[Data records]
★ ★ ★ ★ ★

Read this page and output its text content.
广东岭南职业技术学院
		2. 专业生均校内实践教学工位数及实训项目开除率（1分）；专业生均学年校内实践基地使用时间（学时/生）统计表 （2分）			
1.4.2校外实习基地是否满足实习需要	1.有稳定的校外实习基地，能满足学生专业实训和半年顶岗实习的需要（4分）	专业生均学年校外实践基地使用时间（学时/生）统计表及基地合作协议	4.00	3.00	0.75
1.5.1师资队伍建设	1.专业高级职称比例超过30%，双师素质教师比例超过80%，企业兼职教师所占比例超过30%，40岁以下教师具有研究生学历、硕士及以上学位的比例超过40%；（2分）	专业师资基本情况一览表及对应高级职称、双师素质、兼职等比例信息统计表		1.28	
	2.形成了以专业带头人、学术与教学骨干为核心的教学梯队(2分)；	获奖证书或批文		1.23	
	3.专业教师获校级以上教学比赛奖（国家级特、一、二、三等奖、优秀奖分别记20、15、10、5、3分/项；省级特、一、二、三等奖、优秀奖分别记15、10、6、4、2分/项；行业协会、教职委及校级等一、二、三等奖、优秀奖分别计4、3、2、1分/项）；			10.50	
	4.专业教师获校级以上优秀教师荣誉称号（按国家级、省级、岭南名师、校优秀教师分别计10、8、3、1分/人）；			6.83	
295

★ ★ ★ ★ ★

• _WHAT IS EXPECTED_:
Write down the full listing again, exactly.

• _SOLUTION FOR THIS PROBLEM_:
Read this page and output its text content.
广东岭南职业技术学院
		2. 专业生均校内实践教学工位数及实训项目开除率（1分）；专业生均学年校内实践基地使用时间（学时/生）统计表 （2分）			
1.4.2校外实习基地是否满足实习需要	1.有稳定的校外实习基地，能满足学生专业实训和半年顶岗实习的需要（4分）	专业生均学年校外实践基地使用时间（学时/生）统计表及基地合作协议	4.00	3.00	0.75
1.5.1师资队伍建设	1.专业高级职称比例超过30%，双师素质教师比例超过80%，企业兼职教师所占比例超过30%，40岁以下教师具有研究生学历、硕士及以上学位的比例超过40%；（2分）	专业师资基本情况一览表及对应高级职称、双师素质、兼职等比例信息统计表		1.28	
	2.形成了以专业带头人、学术与教学骨干为核心的教学梯队(2分)；	获奖证书或批文		1.23	
	3.专业教师获校级以上教学比赛奖（国家级特、一、二、三等奖、优秀奖分别记20、15、10、5、3分/项；省级特、一、二、三等奖、优秀奖分别记15、10、6、4、2分/项；行业协会、教职委及校级等一、二、三等奖、优秀奖分别计4、3、2、1分/项）；			10.50	
	4.专业教师获校级以上优秀教师荣誉称号（按国家级、省级、岭南名师、校优秀教师分别计10、8、3、1分/人）；			6.83	
295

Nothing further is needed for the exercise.